## WHAT THIS TASK INVOLVES
All of the data below must be repeated exactly.

## LISTING
════════════════
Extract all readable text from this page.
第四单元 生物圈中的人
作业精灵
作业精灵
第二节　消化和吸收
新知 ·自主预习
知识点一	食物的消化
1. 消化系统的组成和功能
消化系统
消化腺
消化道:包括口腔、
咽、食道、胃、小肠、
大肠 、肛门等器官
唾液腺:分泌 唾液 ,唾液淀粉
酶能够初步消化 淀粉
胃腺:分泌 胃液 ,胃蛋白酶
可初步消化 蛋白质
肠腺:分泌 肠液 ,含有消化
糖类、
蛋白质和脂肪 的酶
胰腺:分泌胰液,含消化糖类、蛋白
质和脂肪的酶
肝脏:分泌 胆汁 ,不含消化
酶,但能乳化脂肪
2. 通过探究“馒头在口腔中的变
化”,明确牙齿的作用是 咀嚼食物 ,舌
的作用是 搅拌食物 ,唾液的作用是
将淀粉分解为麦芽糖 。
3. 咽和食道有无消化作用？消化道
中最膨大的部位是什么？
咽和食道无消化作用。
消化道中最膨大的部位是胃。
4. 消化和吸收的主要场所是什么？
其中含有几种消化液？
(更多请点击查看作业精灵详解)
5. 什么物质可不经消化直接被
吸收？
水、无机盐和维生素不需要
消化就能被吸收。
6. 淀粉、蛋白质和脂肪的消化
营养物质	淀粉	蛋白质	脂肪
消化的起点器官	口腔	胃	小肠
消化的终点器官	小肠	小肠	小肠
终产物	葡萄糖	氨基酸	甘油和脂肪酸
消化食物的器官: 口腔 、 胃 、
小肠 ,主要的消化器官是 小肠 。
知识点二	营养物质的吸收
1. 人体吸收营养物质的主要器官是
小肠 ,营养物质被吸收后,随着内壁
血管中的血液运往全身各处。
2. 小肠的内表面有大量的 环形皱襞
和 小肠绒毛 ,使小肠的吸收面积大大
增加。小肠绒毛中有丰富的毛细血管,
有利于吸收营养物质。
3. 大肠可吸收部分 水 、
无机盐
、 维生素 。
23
════════════════
## TASK RESPONSE
Extract all readable text from this page.
第四单元 生物圈中的人
作业精灵
作业精灵
第二节　消化和吸收
新知 ·自主预习
知识点一	食物的消化
1. 消化系统的组成和功能
消化系统
消化腺
消化道:包括口腔、
咽、食道、胃、小肠、
大肠 、肛门等器官
唾液腺:分泌 唾液 ,唾液淀粉
酶能够初步消化 淀粉
胃腺:分泌 胃液 ,胃蛋白酶
可初步消化 蛋白质
肠腺:分泌 肠液 ,含有消化
糖类、
蛋白质和脂肪 的酶
胰腺:分泌胰液,含消化糖类、蛋白
质和脂肪的酶
肝脏:分泌 胆汁 ,不含消化
酶,但能乳化脂肪
2. 通过探究“馒头在口腔中的变
化”,明确牙齿的作用是 咀嚼食物 ,舌
的作用是 搅拌食物 ,唾液的作用是
将淀粉分解为麦芽糖 。
3. 咽和食道有无消化作用？消化道
中最膨大的部位是什么？
咽和食道无消化作用。
消化道中最膨大的部位是胃。
4. 消化和吸收的主要场所是什么？
其中含有几种消化液？
(更多请点击查看作业精灵详解)
5. 什么物质可不经消化直接被
吸收？
水、无机盐和维生素不需要
消化就能被吸收。
6. 淀粉、蛋白质和脂肪的消化
营养物质	淀粉	蛋白质	脂肪
消化的起点器官	口腔	胃	小肠
消化的终点器官	小肠	小肠	小肠
终产物	葡萄糖	氨基酸	甘油和脂肪酸
消化食物的器官: 口腔 、 胃 、
小肠 ,主要的消化器官是 小肠 。
知识点二	营养物质的吸收
1. 人体吸收营养物质的主要器官是
小肠 ,营养物质被吸收后,随着内壁
血管中的血液运往全身各处。
2. 小肠的内表面有大量的 环形皱襞
和 小肠绒毛 ,使小肠的吸收面积大大
增加。小肠绒毛中有丰富的毛细血管,
有利于吸收营养物质。
3. 大肠可吸收部分 水 、
无机盐
、 维生素 。
23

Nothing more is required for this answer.